— Start of STORED DATA —

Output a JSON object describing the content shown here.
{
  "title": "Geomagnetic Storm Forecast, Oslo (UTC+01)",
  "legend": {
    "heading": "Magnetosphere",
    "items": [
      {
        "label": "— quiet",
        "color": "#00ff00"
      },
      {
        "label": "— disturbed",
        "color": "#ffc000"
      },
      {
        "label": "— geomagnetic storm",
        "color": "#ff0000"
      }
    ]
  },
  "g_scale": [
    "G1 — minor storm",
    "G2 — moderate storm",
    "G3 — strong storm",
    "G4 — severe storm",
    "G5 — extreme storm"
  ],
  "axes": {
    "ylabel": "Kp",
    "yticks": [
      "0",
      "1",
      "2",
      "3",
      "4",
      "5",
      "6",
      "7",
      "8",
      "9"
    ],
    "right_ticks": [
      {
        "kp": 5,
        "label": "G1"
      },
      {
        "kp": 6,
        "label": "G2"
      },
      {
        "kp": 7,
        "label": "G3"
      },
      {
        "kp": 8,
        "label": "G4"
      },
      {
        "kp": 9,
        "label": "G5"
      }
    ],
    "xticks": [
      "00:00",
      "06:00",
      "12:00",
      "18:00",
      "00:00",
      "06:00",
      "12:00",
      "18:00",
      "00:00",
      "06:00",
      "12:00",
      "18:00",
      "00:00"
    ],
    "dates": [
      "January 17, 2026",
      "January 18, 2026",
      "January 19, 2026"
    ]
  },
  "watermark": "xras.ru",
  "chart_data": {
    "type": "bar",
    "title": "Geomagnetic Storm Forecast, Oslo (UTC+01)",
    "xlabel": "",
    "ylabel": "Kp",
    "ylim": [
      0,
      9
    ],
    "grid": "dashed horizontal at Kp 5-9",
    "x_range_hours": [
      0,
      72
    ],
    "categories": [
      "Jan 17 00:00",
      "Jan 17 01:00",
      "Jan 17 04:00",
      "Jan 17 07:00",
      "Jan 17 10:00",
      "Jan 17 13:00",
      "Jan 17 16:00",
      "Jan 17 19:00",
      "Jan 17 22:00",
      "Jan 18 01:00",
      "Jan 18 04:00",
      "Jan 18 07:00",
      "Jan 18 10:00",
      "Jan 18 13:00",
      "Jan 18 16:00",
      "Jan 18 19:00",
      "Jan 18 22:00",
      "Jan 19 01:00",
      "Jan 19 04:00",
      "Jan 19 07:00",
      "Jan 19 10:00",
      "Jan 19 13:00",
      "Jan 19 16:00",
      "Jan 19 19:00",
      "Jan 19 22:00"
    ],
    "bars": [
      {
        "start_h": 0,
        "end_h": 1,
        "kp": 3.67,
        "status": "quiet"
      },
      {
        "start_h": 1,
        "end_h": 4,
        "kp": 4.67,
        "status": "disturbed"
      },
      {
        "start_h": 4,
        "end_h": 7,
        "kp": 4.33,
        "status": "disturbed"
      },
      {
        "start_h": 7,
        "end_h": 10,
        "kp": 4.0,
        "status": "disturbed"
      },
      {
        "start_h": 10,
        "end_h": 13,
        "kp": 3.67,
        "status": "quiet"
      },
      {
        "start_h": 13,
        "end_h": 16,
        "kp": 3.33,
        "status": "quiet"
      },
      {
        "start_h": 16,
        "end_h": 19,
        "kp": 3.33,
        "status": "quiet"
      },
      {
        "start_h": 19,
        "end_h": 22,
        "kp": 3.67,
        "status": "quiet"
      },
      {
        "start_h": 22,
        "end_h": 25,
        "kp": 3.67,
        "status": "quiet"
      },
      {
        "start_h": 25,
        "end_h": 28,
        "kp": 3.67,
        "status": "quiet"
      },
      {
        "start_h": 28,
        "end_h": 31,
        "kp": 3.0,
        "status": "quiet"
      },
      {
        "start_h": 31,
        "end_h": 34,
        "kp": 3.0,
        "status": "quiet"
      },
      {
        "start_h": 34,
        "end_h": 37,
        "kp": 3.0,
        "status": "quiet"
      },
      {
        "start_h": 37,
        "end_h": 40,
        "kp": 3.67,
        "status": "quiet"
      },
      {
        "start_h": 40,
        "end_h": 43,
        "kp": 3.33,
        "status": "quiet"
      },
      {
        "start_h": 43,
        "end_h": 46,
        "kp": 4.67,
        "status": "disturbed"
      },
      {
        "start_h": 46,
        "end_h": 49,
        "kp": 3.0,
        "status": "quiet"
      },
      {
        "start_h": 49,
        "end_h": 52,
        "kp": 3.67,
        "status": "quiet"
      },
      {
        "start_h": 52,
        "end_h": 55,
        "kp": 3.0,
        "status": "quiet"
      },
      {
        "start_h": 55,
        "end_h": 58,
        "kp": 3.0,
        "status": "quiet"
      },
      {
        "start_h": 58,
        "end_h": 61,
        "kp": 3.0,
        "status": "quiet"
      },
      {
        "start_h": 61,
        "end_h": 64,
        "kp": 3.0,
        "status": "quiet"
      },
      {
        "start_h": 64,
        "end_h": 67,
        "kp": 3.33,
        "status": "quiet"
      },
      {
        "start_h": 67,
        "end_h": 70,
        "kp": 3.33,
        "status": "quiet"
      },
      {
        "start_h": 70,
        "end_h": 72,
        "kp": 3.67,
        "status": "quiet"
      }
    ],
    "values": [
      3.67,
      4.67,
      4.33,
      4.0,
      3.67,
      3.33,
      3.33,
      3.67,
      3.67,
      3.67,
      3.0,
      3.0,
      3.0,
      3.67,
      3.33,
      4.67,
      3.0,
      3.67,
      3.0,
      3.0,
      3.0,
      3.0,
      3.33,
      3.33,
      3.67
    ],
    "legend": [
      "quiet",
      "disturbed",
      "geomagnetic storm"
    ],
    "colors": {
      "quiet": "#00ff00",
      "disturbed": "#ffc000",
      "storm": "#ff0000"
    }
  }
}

— End of STORED DATA —

**THE EXERCISE:** Which lines contain the word "Oslo"? Copy each one.

**THE SOLUTION:**
  "title": "Geomagnetic Storm Forecast, Oslo (UTC+01)",
    "title": "Geomagnetic Storm Forecast, Oslo (UTC+01)",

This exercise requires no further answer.